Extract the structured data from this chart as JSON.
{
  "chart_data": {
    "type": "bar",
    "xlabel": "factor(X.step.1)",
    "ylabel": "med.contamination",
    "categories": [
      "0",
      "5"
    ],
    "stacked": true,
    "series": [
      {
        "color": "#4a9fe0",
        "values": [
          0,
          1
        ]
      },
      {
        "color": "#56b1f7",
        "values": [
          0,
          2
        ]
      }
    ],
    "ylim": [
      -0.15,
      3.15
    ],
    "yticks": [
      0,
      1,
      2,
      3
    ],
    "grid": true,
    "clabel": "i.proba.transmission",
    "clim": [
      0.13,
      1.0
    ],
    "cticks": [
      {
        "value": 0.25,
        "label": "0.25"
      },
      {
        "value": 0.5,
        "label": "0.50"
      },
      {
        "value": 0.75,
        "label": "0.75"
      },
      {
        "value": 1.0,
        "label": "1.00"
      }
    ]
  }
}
------------------------------------------------
Exercise details: Set down the listing above in full, please, exactly as it appears.

Task result:
Extract the structured data from this chart as JSON.
{
  "chart_data": {
    "type": "bar",
    "xlabel": "factor(X.step.1)",
    "ylabel": "med.contamination",
    "categories": [
      "0",
      "5"
    ],
    "stacked": true,
    "series": [
      {
        "color": "#4a9fe0",
        "values": [
          0,
          1
        ]
      },
      {
        "color": "#56b1f7",
        "values": [
          0,
          2
        ]
      }
    ],
    "ylim": [
      -0.15,
      3.15
    ],
    "yticks": [
      0,
      1,
      2,
      3
    ],
    "grid": true,
    "clabel": "i.proba.transmission",
    "clim": [
      0.13,
      1.0
    ],
    "cticks": [
      {
        "value": 0.25,
        "label": "0.25"
      },
      {
        "value": 0.5,
        "label": "0.50"
      },
      {
        "value": 0.75,
        "label": "0.75"
      },
      {
        "value": 1.0,
        "label": "1.00"
      }
    ]
  }
}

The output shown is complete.